Problem statement
Restate the whole listing exactly.
--- start Dataset extract ---
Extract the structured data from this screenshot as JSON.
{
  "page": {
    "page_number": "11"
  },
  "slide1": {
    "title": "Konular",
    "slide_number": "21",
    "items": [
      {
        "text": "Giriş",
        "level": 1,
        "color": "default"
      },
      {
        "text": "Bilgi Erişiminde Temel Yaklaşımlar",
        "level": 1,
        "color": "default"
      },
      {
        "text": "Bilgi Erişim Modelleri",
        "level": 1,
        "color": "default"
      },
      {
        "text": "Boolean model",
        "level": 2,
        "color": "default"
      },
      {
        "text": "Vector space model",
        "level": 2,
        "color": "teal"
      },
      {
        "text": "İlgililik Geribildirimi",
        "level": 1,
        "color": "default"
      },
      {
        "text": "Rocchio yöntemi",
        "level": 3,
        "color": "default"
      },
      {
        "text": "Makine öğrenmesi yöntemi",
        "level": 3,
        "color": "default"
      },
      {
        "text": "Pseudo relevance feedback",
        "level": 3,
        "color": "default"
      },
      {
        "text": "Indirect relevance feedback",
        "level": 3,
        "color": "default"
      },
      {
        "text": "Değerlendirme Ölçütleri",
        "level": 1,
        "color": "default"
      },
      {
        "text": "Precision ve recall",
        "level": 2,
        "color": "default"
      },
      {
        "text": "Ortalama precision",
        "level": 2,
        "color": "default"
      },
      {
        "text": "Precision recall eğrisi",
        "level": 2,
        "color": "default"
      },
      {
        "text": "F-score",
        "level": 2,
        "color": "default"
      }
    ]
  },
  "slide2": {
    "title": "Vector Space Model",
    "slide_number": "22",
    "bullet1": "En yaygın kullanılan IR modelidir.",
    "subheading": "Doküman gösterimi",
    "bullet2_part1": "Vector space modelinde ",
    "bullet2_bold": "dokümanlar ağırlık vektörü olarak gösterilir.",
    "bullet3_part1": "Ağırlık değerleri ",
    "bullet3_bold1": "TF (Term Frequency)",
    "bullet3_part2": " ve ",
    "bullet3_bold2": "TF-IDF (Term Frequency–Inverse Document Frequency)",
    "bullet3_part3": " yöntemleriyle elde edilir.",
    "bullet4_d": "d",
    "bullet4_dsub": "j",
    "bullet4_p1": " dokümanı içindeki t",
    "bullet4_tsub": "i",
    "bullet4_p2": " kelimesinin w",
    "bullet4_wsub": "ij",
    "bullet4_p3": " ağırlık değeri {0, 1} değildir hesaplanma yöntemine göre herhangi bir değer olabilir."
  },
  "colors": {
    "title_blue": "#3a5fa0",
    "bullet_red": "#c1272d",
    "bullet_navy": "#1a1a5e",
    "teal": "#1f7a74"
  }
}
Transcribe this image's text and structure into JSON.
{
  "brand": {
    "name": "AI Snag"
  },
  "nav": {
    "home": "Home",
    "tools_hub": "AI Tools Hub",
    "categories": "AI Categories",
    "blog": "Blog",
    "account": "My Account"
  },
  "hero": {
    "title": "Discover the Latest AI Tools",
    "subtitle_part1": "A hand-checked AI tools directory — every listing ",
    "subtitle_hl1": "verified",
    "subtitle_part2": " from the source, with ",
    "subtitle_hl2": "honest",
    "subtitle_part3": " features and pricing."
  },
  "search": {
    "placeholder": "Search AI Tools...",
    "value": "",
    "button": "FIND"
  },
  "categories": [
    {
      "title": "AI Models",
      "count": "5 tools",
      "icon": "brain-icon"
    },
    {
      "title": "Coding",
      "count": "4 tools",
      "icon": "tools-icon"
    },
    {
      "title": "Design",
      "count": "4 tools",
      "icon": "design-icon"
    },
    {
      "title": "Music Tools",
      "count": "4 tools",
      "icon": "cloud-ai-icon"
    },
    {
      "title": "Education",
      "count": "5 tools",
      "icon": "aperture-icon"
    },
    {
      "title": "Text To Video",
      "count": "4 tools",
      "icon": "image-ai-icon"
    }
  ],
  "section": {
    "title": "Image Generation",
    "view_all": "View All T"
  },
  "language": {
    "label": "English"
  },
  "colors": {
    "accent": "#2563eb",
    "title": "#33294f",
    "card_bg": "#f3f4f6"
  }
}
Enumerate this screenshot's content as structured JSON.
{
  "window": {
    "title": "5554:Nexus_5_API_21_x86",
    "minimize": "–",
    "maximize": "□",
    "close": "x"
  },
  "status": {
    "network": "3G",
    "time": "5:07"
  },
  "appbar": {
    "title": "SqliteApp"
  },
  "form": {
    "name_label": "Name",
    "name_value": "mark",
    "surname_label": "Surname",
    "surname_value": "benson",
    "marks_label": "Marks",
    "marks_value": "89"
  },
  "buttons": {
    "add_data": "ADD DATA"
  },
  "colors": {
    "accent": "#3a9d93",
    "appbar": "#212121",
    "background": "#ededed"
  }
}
--- end Dataset extract ---
Complete answer
Extract the structured data from this screenshot as JSON.
{
  "page": {
    "page_number": "11"
  },
  "slide1": {
    "title": "Konular",
    "slide_number": "21",
    "items": [
      {
        "text": "Giriş",
        "level": 1,
        "color": "default"
      },
      {
        "text": "Bilgi Erişiminde Temel Yaklaşımlar",
        "level": 1,
        "color": "default"
      },
      {
        "text": "Bilgi Erişim Modelleri",
        "level": 1,
        "color": "default"
      },
      {
        "text": "Boolean model",
        "level": 2,
        "color": "default"
      },
      {
        "text": "Vector space model",
        "level": 2,
        "color": "teal"
      },
      {
        "text": "İlgililik Geribildirimi",
        "level": 1,
        "color": "default"
      },
      {
        "text": "Rocchio yöntemi",
        "level": 3,
        "color": "default"
      },
      {
        "text": "Makine öğrenmesi yöntemi",
        "level": 3,
        "color": "default"
      },
      {
        "text": "Pseudo relevance feedback",
        "level": 3,
        "color": "default"
      },
      {
        "text": "Indirect relevance feedback",
        "level": 3,
        "color": "default"
      },
      {
        "text": "Değerlendirme Ölçütleri",
        "level": 1,
        "color": "default"
      },
      {
        "text": "Precision ve recall",
        "level": 2,
        "color": "default"
      },
      {
        "text": "Ortalama precision",
        "level": 2,
        "color": "default"
      },
      {
        "text": "Precision recall eğrisi",
        "level": 2,
        "color": "default"
      },
      {
        "text": "F-score",
        "level": 2,
        "color": "default"
      }
    ]
  },
  "slide2": {
    "title": "Vector Space Model",
    "slide_number": "22",
    "bullet1": "En yaygın kullanılan IR modelidir.",
    "subheading": "Doküman gösterimi",
    "bullet2_part1": "Vector space modelinde ",
    "bullet2_bold": "dokümanlar ağırlık vektörü olarak gösterilir.",
    "bullet3_part1": "Ağırlık değerleri ",
    "bullet3_bold1": "TF (Term Frequency)",
    "bullet3_part2": " ve ",
    "bullet3_bold2": "TF-IDF (Term Frequency–Inverse Document Frequency)",
    "bullet3_part3": " yöntemleriyle elde edilir.",
    "bullet4_d": "d",
    "bullet4_dsub": "j",
    "bullet4_p1": " dokümanı içindeki t",
    "bullet4_tsub": "i",
    "bullet4_p2": " kelimesinin w",
    "bullet4_wsub": "ij",
    "bullet4_p3": " ağırlık değeri {0, 1} değildir hesaplanma yöntemine göre herhangi bir değer olabilir."
  },
  "colors": {
    "title_blue": "#3a5fa0",
    "bullet_red": "#c1272d",
    "bullet_navy": "#1a1a5e",
    "teal": "#1f7a74"
  }
}
Transcribe this image's text and structure into JSON.
{
  "brand": {
    "name": "AI Snag"
  },
  "nav": {
    "home": "Home",
    "tools_hub": "AI Tools Hub",
    "categories": "AI Categories",
    "blog": "Blog",
    "account": "My Account"
  },
  "hero": {
    "title": "Discover the Latest AI Tools",
    "subtitle_part1": "A hand-checked AI tools directory — every listing ",
    "subtitle_hl1": "verified",
    "subtitle_part2": " from the source, with ",
    "subtitle_hl2": "honest",
    "subtitle_part3": " features and pricing."
  },
  "search": {
    "placeholder": "Search AI Tools...",
    "value": "",
    "button": "FIND"
  },
  "categories": [
    {
      "title": "AI Models",
      "count": "5 tools",
      "icon": "brain-icon"
    },
    {
      "title": "Coding",
      "count": "4 tools",
      "icon": "tools-icon"
    },
    {
      "title": "Design",
      "count": "4 tools",
      "icon": "design-icon"
    },
    {
      "title": "Music Tools",
      "count": "4 tools",
      "icon": "cloud-ai-icon"
    },
    {
      "title": "Education",
      "count": "5 tools",
      "icon": "aperture-icon"
    },
    {
      "title": "Text To Video",
      "count": "4 tools",
      "icon": "image-ai-icon"
    }
  ],
  "section": {
    "title": "Image Generation",
    "view_all": "View All T"
  },
  "language": {
    "label": "English"
  },
  "colors": {
    "accent": "#2563eb",
    "title": "#33294f",
    "card_bg": "#f3f4f6"
  }
}
Enumerate this screenshot's content as structured JSON.
{
  "window": {
    "title": "5554:Nexus_5_API_21_x86",
    "minimize": "–",
    "maximize": "□",
    "close": "x"
  },
  "status": {
    "network": "3G",
    "time": "5:07"
  },
  "appbar": {
    "title": "SqliteApp"
  },
  "form": {
    "name_label": "Name",
    "name_value": "mark",
    "surname_label": "Surname",
    "surname_value": "benson",
    "marks_label": "Marks",
    "marks_value": "89"
  },
  "buttons": {
    "add_data": "ADD DATA"
  },
  "colors": {
    "accent": "#3a9d93",
    "appbar": "#212121",
    "background": "#ededed"
  }
}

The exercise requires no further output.